THE REQUEST: Output the data below in full, character for character.

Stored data
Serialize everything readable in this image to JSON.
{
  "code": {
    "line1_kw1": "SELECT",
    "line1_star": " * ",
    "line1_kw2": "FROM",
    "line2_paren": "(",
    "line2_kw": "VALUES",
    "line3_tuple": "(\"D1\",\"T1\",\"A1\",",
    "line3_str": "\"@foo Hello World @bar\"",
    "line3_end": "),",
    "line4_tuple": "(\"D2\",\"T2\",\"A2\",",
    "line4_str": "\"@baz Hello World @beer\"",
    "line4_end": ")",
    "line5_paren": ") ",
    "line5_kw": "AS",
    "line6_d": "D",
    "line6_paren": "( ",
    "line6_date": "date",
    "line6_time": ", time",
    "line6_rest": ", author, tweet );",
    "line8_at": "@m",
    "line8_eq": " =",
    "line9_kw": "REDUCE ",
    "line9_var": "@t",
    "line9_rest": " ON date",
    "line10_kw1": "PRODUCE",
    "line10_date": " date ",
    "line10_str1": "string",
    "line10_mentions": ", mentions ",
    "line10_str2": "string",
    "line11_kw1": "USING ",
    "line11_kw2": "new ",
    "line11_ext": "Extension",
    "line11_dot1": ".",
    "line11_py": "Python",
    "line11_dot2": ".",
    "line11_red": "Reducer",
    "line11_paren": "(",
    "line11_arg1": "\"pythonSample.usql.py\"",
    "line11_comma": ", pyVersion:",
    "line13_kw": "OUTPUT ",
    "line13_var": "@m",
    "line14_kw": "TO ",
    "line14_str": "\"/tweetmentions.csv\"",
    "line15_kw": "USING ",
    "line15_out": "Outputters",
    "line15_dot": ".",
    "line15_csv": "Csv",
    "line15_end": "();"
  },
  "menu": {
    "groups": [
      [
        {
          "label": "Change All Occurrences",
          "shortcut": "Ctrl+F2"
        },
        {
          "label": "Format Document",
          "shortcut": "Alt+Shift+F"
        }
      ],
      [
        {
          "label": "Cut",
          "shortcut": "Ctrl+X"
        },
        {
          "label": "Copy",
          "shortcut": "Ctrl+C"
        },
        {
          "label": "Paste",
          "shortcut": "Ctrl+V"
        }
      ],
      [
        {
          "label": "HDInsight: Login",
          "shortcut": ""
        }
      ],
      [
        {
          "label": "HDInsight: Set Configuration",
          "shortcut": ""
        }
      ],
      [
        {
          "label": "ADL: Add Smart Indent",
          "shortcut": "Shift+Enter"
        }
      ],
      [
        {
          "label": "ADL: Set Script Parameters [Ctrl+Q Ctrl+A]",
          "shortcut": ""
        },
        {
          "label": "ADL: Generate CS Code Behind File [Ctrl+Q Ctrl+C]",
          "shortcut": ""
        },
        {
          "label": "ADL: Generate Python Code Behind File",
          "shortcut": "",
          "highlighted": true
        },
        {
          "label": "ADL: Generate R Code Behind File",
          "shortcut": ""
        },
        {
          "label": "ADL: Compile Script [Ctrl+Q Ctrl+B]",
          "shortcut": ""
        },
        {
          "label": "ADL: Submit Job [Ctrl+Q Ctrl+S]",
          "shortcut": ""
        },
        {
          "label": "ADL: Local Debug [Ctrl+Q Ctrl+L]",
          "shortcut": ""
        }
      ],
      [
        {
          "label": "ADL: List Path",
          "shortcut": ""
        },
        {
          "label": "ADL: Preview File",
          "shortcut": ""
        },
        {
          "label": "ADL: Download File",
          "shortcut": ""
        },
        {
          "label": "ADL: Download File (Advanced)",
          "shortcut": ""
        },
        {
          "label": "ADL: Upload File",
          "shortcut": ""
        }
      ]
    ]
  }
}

CORRECT RESPONSE:
Serialize everything readable in this image to JSON.
{
  "code": {
    "line1_kw1": "SELECT",
    "line1_star": " * ",
    "line1_kw2": "FROM",
    "line2_paren": "(",
    "line2_kw": "VALUES",
    "line3_tuple": "(\"D1\",\"T1\",\"A1\",",
    "line3_str": "\"@foo Hello World @bar\"",
    "line3_end": "),",
    "line4_tuple": "(\"D2\",\"T2\",\"A2\",",
    "line4_str": "\"@baz Hello World @beer\"",
    "line4_end": ")",
    "line5_paren": ") ",
    "line5_kw": "AS",
    "line6_d": "D",
    "line6_paren": "( ",
    "line6_date": "date",
    "line6_time": ", time",
    "line6_rest": ", author, tweet );",
    "line8_at": "@m",
    "line8_eq": " =",
    "line9_kw": "REDUCE ",
    "line9_var": "@t",
    "line9_rest": " ON date",
    "line10_kw1": "PRODUCE",
    "line10_date": " date ",
    "line10_str1": "string",
    "line10_mentions": ", mentions ",
    "line10_str2": "string",
    "line11_kw1": "USING ",
    "line11_kw2": "new ",
    "line11_ext": "Extension",
    "line11_dot1": ".",
    "line11_py": "Python",
    "line11_dot2": ".",
    "line11_red": "Reducer",
    "line11_paren": "(",
    "line11_arg1": "\"pythonSample.usql.py\"",
    "line11_comma": ", pyVersion:",
    "line13_kw": "OUTPUT ",
    "line13_var": "@m",
    "line14_kw": "TO ",
    "line14_str": "\"/tweetmentions.csv\"",
    "line15_kw": "USING ",
    "line15_out": "Outputters",
    "line15_dot": ".",
    "line15_csv": "Csv",
    "line15_end": "();"
  },
  "menu": {
    "groups": [
      [
        {
          "label": "Change All Occurrences",
          "shortcut": "Ctrl+F2"
        },
        {
          "label": "Format Document",
          "shortcut": "Alt+Shift+F"
        }
      ],
      [
        {
          "label": "Cut",
          "shortcut": "Ctrl+X"
        },
        {
          "label": "Copy",
          "shortcut": "Ctrl+C"
        },
        {
          "label": "Paste",
          "shortcut": "Ctrl+V"
        }
      ],
      [
        {
          "label": "HDInsight: Login",
          "shortcut": ""
        }
      ],
      [
        {
          "label": "HDInsight: Set Configuration",
          "shortcut": ""
        }
      ],
      [
        {
          "label": "ADL: Add Smart Indent",
          "shortcut": "Shift+Enter"
        }
      ],
      [
        {
          "label": "ADL: Set Script Parameters [Ctrl+Q Ctrl+A]",
          "shortcut": ""
        },
        {
          "label": "ADL: Generate CS Code Behind File [Ctrl+Q Ctrl+C]",
          "shortcut": ""
        },
        {
          "label": "ADL: Generate Python Code Behind File",
          "shortcut": "",
          "highlighted": true
        },
        {
          "label": "ADL: Generate R Code Behind File",
          "shortcut": ""
        },
        {
          "label": "ADL: Compile Script [Ctrl+Q Ctrl+B]",
          "shortcut": ""
        },
        {
          "label": "ADL: Submit Job [Ctrl+Q Ctrl+S]",
          "shortcut": ""
        },
        {
          "label": "ADL: Local Debug [Ctrl+Q Ctrl+L]",
          "shortcut": ""
        }
      ],
      [
        {
          "label": "ADL: List Path",
          "shortcut": ""
        },
        {
          "label": "ADL: Preview File",
          "shortcut": ""
        },
        {
          "label": "ADL: Download File",
          "shortcut": ""
        },
        {
          "label": "ADL: Download File (Advanced)",
          "shortcut": ""
        },
        {
          "label": "ADL: Upload File",
          "shortcut": ""
        }
      ]
    ]
  }
}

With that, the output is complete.